Data records:
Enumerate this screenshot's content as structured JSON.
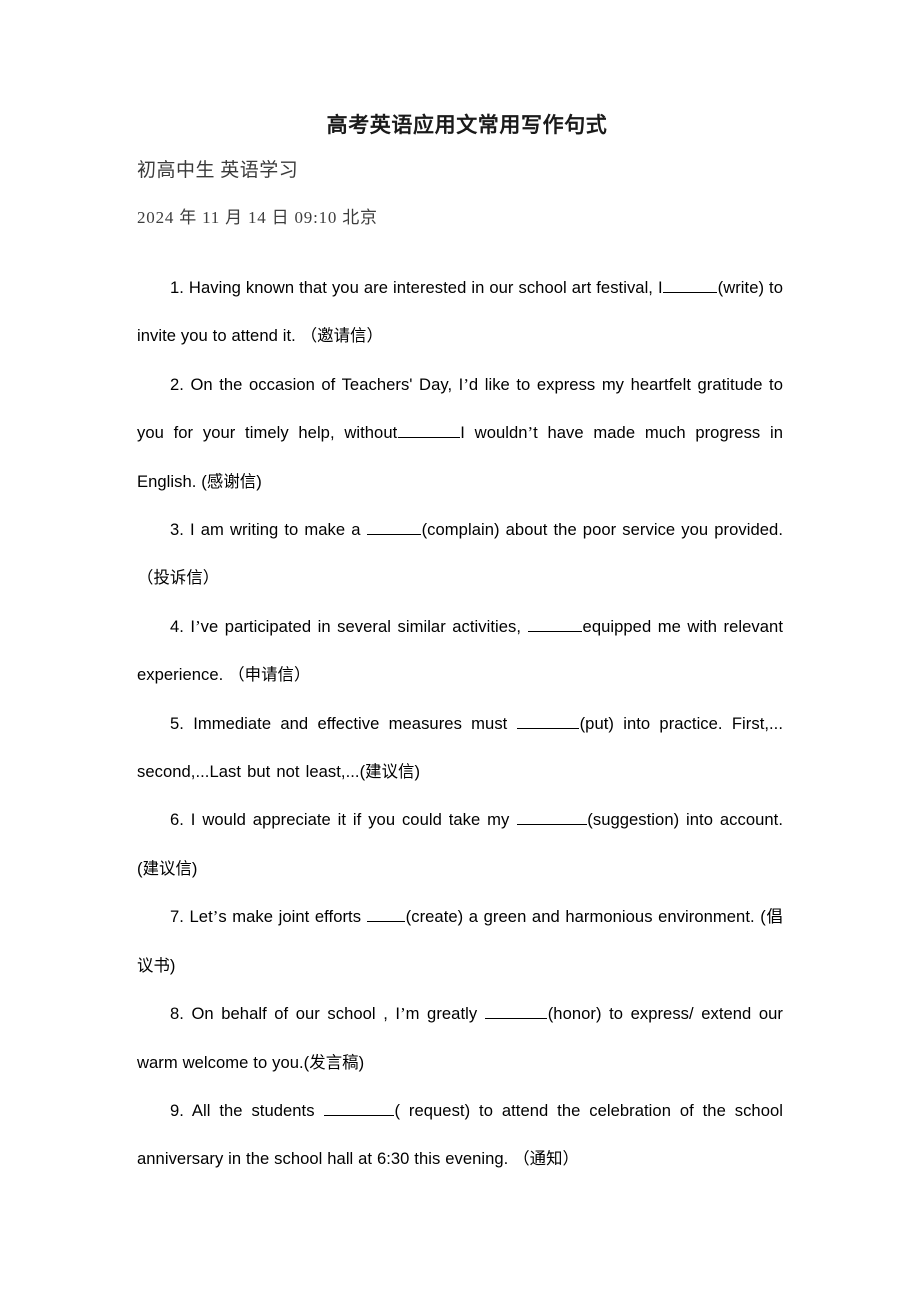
{
  "document": {
    "title": "高考英语应用文常用写作句式",
    "subtitle": "初高中生 英语学习",
    "datetime": "2024 年 11 月 14 日  09:10  北京",
    "items": [
      {
        "number": "1.",
        "before_blank": "Having known that you are interested in our school art festival, I",
        "after_blank": "(write)    to invite you to attend it. （邀请信）",
        "tag": "（邀请信）",
        "cue": "(write)"
      },
      {
        "number": "2.",
        "before_blank": "On the occasion of Teachers' Day, I’d like to express my heartfelt gratitude to you for your timely help, without",
        "after_blank": "I wouldn’t have made much progress in English. (感谢信)",
        "tag": "(感谢信)",
        "cue": ""
      },
      {
        "number": "3.",
        "before_blank": "I am writing to make a",
        "after_blank": "(complain) about the poor service you provided.（投诉信）",
        "tag": "（投诉信）",
        "cue": "(complain)"
      },
      {
        "number": "4.",
        "before_blank": "I’ve participated in several similar activities,",
        "after_blank": "equipped me with relevant experience. （申请信）",
        "tag": "（申请信）",
        "cue": ""
      },
      {
        "number": "5.",
        "before_blank": "Immediate and effective measures must",
        "after_blank": "(put) into practice. First,... second,...Last but not least,...(建议信)",
        "tag": "(建议信)",
        "cue": "(put)"
      },
      {
        "number": "6.",
        "before_blank": "I would appreciate it if you could take my",
        "after_blank": "(suggestion) into account. (建议信)",
        "tag": "(建议信)",
        "cue": "(suggestion)"
      },
      {
        "number": "7.",
        "before_blank": "Let’s make joint efforts",
        "after_blank": "(create)    a green and harmonious environment. (倡议书)",
        "tag": "(倡议书)",
        "cue": "(create)"
      },
      {
        "number": "8.",
        "before_blank": "On behalf of our school , I’m greatly",
        "after_blank": "(honor) to express/ extend our warm welcome to you.(发言稿)",
        "tag": "(发言稿)",
        "cue": "(honor)"
      },
      {
        "number": "9.",
        "before_blank": "All the students",
        "after_blank": "( request) to attend the celebration of the school anniversary in the school hall at 6:30 this evening. （通知）",
        "tag": "（通知）",
        "cue": "( request)"
      }
    ],
    "fragments": {
      "i1a": "1. Having known that you are interested in our school art festival, I",
      "i1b": "(write)    to invite you to attend it. ",
      "i1c": "（邀请信）",
      "i2a": "2. On the occasion of Teachers' Day, I",
      "i2b": "d like to express my heartfelt gratitude to you for your timely help, without",
      "i2c": "I wouldn",
      "i2d": "t have made much progress in English. (",
      "i2e": "感谢信",
      "i2f": ")",
      "i3a": "3. I am writing to make a ",
      "i3b": "(complain) about the poor service you provided.",
      "i3c": "（投诉信）",
      "i4a": "4. I",
      "i4b": "ve participated in several similar activities, ",
      "i4c": "equipped me with relevant experience. ",
      "i4d": "（申请信）",
      "i5a": "5.  Immediate  and  effective  measures  must  ",
      "i5b": "(put)  into practice. First,... second,...Last but not least,...(",
      "i5c": "建议信",
      "i5d": ")",
      "i6a": "6. I would appreciate it if you could take my ",
      "i6b": "(suggestion) into account. (",
      "i6c": "建议信",
      "i6d": ")",
      "i7a": "7. Let",
      "i7b": "s make joint efforts ",
      "i7c": "(create)    a green and harmonious environment. (",
      "i7d": "倡议书",
      "i7e": ")",
      "i8a": "8. On behalf of our school , I",
      "i8b": "m greatly ",
      "i8c": "(honor) to express/ extend our warm welcome to you.(",
      "i8d": "发言稿",
      "i8e": ")",
      "i9a": "9. All the students ",
      "i9b": "( request) to attend the celebration of the school anniversary in the school hall at 6:30 this evening. ",
      "i9c": "（通知）",
      "apostrophe": "’"
    }
  }
}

### WHAT YOU WILL DO
Leave out the pictures and print every line of the data exactly.

### THE COMPLETED TASK
Enumerate this screenshot's content as structured JSON.
{
  "document": {
    "title": "高考英语应用文常用写作句式",
    "subtitle": "初高中生 英语学习",
    "datetime": "2024 年 11 月 14 日  09:10  北京",
    "items": [
      {
        "number": "1.",
        "before_blank": "Having known that you are interested in our school art festival, I",
        "after_blank": "(write)    to invite you to attend it. （邀请信）",
        "tag": "（邀请信）",
        "cue": "(write)"
      },
      {
        "number": "2.",
        "before_blank": "On the occasion of Teachers' Day, I’d like to express my heartfelt gratitude to you for your timely help, without",
        "after_blank": "I wouldn’t have made much progress in English. (感谢信)",
        "tag": "(感谢信)",
        "cue": ""
      },
      {
        "number": "3.",
        "before_blank": "I am writing to make a",
        "after_blank": "(complain) about the poor service you provided.（投诉信）",
        "tag": "（投诉信）",
        "cue": "(complain)"
      },
      {
        "number": "4.",
        "before_blank": "I’ve participated in several similar activities,",
        "after_blank": "equipped me with relevant experience. （申请信）",
        "tag": "（申请信）",
        "cue": ""
      },
      {
        "number": "5.",
        "before_blank": "Immediate and effective measures must",
        "after_blank": "(put) into practice. First,... second,...Last but not least,...(建议信)",
        "tag": "(建议信)",
        "cue": "(put)"
      },
      {
        "number": "6.",
        "before_blank": "I would appreciate it if you could take my",
        "after_blank": "(suggestion) into account. (建议信)",
        "tag": "(建议信)",
        "cue": "(suggestion)"
      },
      {
        "number": "7.",
        "before_blank": "Let’s make joint efforts",
        "after_blank": "(create)    a green and harmonious environment. (倡议书)",
        "tag": "(倡议书)",
        "cue": "(create)"
      },
      {
        "number": "8.",
        "before_blank": "On behalf of our school , I’m greatly",
        "after_blank": "(honor) to express/ extend our warm welcome to you.(发言稿)",
        "tag": "(发言稿)",
        "cue": "(honor)"
      },
      {
        "number": "9.",
        "before_blank": "All the students",
        "after_blank": "( request) to attend the celebration of the school anniversary in the school hall at 6:30 this evening. （通知）",
        "tag": "（通知）",
        "cue": "( request)"
      }
    ],
    "fragments": {
      "i1a": "1. Having known that you are interested in our school art festival, I",
      "i1b": "(write)    to invite you to attend it. ",
      "i1c": "（邀请信）",
      "i2a": "2. On the occasion of Teachers' Day, I",
      "i2b": "d like to express my heartfelt gratitude to you for your timely help, without",
      "i2c": "I wouldn",
      "i2d": "t have made much progress in English. (",
      "i2e": "感谢信",
      "i2f": ")",
      "i3a": "3. I am writing to make a ",
      "i3b": "(complain) about the poor service you provided.",
      "i3c": "（投诉信）",
      "i4a": "4. I",
      "i4b": "ve participated in several similar activities, ",
      "i4c": "equipped me with relevant experience. ",
      "i4d": "（申请信）",
      "i5a": "5.  Immediate  and  effective  measures  must  ",
      "i5b": "(put)  into practice. First,... second,...Last but not least,...(",
      "i5c": "建议信",
      "i5d": ")",
      "i6a": "6. I would appreciate it if you could take my ",
      "i6b": "(suggestion) into account. (",
      "i6c": "建议信",
      "i6d": ")",
      "i7a": "7. Let",
      "i7b": "s make joint efforts ",
      "i7c": "(create)    a green and harmonious environment. (",
      "i7d": "倡议书",
      "i7e": ")",
      "i8a": "8. On behalf of our school , I",
      "i8b": "m greatly ",
      "i8c": "(honor) to express/ extend our warm welcome to you.(",
      "i8d": "发言稿",
      "i8e": ")",
      "i9a": "9. All the students ",
      "i9b": "( request) to attend the celebration of the school anniversary in the school hall at 6:30 this evening. ",
      "i9c": "（通知）",
      "apostrophe": "’"
    }
  }
}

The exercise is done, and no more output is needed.